Objective »
Indicate only the number of lines in the listing below in which the word "description" appears.

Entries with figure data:
□ □ □ □ □ □ □

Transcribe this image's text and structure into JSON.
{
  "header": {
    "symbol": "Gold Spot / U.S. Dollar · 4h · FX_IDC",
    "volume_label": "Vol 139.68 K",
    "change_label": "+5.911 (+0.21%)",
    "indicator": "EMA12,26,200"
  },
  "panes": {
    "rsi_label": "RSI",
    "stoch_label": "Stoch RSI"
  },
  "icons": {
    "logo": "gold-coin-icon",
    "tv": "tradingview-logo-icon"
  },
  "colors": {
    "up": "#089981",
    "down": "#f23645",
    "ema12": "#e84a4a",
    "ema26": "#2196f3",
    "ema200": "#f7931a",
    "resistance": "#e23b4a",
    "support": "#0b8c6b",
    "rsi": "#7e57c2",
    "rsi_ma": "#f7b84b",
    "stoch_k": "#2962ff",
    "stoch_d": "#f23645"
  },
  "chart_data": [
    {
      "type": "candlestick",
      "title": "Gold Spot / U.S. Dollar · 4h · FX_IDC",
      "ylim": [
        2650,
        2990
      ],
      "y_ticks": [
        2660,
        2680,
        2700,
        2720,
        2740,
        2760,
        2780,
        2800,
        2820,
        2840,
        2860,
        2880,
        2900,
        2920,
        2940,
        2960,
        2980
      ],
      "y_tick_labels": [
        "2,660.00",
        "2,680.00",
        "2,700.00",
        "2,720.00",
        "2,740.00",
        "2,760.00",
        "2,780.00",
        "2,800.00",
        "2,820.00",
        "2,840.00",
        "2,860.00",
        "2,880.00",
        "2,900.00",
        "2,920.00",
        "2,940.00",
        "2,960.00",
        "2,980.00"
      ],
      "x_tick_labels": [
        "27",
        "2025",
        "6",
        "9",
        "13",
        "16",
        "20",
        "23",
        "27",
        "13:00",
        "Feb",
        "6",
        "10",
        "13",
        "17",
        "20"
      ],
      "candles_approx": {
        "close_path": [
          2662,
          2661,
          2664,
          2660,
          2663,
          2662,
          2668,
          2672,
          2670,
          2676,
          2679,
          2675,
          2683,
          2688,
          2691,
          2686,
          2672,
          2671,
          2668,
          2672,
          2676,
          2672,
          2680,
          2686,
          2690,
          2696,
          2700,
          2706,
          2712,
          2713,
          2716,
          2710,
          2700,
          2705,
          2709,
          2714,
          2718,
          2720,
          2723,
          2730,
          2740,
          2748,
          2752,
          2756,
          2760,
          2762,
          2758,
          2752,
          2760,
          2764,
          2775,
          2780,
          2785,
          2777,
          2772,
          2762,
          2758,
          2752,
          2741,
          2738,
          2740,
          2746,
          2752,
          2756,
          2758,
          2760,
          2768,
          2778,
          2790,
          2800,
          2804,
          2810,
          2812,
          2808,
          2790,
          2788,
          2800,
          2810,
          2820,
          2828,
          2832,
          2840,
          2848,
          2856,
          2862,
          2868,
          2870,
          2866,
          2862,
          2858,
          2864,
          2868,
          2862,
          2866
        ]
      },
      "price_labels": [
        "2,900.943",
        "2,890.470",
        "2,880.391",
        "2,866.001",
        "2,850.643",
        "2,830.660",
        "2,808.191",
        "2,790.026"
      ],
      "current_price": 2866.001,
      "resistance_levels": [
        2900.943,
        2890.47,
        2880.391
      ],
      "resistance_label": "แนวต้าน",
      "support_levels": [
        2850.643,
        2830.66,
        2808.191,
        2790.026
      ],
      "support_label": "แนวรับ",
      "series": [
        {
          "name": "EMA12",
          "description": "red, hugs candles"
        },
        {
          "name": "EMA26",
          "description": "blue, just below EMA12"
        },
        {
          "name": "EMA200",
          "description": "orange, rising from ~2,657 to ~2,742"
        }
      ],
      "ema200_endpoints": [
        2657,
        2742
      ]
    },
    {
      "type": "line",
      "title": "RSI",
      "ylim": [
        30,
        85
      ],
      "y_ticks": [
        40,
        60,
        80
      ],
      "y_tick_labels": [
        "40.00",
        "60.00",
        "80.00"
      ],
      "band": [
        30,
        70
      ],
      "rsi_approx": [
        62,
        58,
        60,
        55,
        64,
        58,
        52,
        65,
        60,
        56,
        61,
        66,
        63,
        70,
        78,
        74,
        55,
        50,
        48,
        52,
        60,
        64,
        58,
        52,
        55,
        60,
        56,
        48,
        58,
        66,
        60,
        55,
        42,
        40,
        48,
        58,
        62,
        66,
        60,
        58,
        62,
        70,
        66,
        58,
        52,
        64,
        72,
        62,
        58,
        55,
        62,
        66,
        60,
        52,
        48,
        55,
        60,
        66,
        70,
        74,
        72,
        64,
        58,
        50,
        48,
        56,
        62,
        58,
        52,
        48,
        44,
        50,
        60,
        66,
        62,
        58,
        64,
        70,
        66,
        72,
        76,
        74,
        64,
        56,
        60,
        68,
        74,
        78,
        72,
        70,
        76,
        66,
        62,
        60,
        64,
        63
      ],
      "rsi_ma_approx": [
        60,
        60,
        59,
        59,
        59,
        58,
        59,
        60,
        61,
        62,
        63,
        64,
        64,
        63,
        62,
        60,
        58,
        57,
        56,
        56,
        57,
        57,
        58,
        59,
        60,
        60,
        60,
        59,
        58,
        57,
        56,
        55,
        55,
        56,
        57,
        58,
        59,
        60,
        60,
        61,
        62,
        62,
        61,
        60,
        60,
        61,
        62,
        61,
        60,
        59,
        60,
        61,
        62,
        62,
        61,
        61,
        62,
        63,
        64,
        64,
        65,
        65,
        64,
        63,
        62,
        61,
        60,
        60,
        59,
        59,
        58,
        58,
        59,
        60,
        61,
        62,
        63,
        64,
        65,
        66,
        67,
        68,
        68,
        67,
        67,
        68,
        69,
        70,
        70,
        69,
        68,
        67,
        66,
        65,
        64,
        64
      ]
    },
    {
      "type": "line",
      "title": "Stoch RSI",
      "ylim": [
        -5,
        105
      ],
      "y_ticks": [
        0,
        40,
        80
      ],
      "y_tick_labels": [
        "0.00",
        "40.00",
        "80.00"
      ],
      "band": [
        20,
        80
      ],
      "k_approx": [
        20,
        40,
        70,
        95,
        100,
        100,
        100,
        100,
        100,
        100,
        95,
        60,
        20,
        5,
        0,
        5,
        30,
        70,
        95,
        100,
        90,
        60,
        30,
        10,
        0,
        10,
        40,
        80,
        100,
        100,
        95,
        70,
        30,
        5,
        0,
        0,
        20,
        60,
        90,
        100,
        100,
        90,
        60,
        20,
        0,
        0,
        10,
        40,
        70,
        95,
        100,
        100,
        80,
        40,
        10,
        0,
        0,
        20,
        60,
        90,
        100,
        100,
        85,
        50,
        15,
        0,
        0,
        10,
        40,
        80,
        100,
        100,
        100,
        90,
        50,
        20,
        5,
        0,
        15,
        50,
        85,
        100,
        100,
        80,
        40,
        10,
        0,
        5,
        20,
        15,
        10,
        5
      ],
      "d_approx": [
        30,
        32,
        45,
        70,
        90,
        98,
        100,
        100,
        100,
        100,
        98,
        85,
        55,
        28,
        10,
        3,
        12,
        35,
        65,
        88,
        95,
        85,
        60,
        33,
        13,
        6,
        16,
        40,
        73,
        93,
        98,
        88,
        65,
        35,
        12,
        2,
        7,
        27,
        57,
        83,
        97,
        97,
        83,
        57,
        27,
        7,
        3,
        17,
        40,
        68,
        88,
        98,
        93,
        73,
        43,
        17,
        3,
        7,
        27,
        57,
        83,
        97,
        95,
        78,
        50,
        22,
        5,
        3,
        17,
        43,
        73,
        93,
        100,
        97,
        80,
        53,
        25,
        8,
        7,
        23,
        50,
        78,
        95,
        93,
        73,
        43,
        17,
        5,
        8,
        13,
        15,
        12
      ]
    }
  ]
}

□ □ □ □ □ □ □

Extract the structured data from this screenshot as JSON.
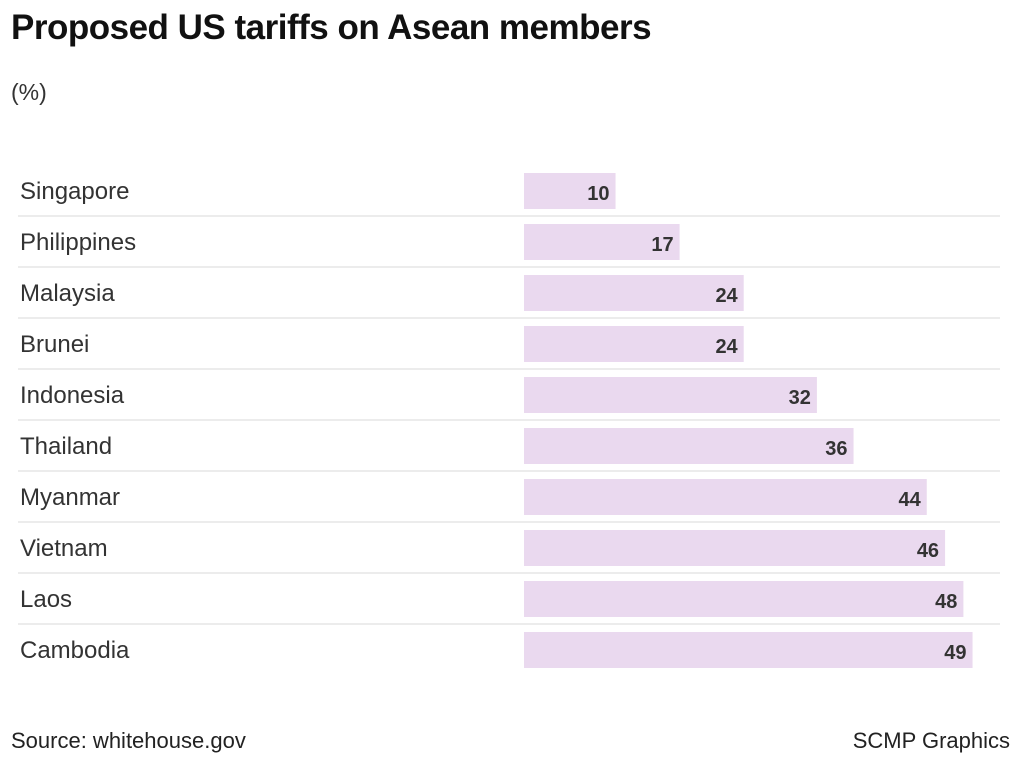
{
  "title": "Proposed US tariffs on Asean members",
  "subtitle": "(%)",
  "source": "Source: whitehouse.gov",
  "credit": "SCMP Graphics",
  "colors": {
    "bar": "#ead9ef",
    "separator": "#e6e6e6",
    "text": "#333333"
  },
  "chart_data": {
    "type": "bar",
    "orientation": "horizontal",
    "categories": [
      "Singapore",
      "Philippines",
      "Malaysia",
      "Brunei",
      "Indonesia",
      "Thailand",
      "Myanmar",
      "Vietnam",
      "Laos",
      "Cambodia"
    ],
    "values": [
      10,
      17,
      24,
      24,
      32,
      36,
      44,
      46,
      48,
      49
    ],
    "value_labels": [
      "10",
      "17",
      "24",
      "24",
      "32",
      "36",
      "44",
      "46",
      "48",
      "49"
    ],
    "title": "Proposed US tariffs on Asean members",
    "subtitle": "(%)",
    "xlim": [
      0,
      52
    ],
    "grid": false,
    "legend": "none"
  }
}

□ □ □ □ □ □ □

Finished task »
3